**Extracted data**
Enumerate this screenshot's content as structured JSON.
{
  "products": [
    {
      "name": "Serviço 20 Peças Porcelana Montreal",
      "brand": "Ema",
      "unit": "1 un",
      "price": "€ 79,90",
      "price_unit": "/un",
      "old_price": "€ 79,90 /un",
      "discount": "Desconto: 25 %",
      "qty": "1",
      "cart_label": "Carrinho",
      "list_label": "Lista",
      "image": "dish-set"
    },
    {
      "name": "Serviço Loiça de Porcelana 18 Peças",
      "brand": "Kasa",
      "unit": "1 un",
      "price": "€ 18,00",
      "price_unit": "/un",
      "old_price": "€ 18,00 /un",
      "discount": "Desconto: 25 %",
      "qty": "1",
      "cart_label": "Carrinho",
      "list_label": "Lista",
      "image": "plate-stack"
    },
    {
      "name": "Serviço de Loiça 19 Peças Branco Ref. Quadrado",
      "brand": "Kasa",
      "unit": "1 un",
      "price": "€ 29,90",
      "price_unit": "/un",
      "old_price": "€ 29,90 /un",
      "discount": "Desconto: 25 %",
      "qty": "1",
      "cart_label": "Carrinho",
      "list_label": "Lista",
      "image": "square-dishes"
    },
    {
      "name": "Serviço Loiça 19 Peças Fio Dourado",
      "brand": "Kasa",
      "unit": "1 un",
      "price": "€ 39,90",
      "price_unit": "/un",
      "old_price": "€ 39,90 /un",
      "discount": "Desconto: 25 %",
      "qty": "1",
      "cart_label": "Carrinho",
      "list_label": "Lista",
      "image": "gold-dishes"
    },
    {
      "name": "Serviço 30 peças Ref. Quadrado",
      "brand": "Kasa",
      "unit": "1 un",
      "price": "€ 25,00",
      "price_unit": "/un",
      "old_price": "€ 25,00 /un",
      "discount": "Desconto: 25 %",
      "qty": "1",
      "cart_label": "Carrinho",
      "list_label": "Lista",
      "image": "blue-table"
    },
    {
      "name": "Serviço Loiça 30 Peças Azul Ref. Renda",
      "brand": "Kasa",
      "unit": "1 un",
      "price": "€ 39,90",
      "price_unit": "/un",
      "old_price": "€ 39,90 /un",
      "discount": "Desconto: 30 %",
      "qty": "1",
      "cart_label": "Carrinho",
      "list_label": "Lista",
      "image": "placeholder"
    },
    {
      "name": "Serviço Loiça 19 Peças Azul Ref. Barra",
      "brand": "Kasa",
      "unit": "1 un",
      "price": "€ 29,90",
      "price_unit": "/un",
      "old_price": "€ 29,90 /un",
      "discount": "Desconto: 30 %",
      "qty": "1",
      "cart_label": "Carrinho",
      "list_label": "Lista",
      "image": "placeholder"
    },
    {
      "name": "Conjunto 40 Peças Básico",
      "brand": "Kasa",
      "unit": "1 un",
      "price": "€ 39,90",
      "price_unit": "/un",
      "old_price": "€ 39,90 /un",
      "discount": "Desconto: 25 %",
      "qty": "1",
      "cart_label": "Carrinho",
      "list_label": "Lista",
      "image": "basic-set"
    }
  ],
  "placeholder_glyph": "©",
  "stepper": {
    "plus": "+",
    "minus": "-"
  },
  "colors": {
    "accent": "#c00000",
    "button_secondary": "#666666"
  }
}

**Exercise brief**
Which lines contain "Serviço"? Show each of them.

**Correct response**
      "name": "Serviço 20 Peças Porcelana Montreal",
      "name": "Serviço Loiça de Porcelana 18 Peças",
      "name": "Serviço de Loiça 19 Peças Branco Ref. Quadrado",
      "name": "Serviço Loiça 19 Peças Fio Dourado",
      "name": "Serviço 30 peças Ref. Quadrado",
      "name": "Serviço Loiça 30 Peças Azul Ref. Renda",
      "name": "Serviço Loiça 19 Peças Azul Ref. Barra",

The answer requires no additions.